----- Extracted records -----
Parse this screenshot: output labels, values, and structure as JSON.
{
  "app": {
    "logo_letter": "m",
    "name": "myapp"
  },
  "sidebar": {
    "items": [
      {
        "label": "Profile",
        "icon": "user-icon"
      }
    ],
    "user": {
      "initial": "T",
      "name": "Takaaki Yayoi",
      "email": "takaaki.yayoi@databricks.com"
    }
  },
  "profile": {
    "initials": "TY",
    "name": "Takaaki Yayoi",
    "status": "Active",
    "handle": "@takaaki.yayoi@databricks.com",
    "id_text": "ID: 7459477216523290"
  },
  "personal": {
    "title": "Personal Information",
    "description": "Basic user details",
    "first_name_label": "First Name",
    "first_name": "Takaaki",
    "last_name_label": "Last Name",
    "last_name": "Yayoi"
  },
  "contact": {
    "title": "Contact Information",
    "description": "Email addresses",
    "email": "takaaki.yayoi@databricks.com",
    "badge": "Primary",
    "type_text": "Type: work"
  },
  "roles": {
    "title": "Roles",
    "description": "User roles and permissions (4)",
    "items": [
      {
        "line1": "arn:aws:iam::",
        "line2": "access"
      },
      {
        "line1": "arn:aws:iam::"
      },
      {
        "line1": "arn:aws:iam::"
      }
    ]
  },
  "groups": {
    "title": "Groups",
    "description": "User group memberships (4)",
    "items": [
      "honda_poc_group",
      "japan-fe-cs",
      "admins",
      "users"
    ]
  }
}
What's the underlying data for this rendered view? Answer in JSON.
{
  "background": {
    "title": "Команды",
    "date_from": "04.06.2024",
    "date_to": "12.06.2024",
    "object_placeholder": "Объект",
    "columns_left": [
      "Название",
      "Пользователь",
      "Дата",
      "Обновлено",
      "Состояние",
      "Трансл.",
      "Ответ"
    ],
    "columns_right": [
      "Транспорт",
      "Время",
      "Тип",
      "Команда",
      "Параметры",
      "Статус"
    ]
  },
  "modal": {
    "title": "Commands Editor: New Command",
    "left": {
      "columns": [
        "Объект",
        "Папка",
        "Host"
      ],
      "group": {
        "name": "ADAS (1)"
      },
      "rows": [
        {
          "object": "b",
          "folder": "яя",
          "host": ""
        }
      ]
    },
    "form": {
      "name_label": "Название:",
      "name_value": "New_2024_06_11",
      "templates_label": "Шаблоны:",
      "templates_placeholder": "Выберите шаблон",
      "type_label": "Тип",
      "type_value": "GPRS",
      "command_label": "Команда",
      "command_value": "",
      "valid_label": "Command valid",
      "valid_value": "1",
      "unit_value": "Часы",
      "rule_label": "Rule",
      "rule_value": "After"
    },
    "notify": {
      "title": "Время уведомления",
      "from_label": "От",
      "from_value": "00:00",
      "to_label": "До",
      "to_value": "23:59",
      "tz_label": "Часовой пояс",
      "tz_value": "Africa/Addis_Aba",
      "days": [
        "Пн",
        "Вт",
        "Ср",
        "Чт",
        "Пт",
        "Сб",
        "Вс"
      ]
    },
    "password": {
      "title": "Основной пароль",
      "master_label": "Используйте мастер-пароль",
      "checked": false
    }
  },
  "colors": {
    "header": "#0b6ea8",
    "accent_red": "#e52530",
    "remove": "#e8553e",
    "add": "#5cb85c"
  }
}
-----
■ **Instruction**
Copy all lines from the listing that contain "Information".

■ **The response**
    "title": "Personal Information",
    "title": "Contact Information",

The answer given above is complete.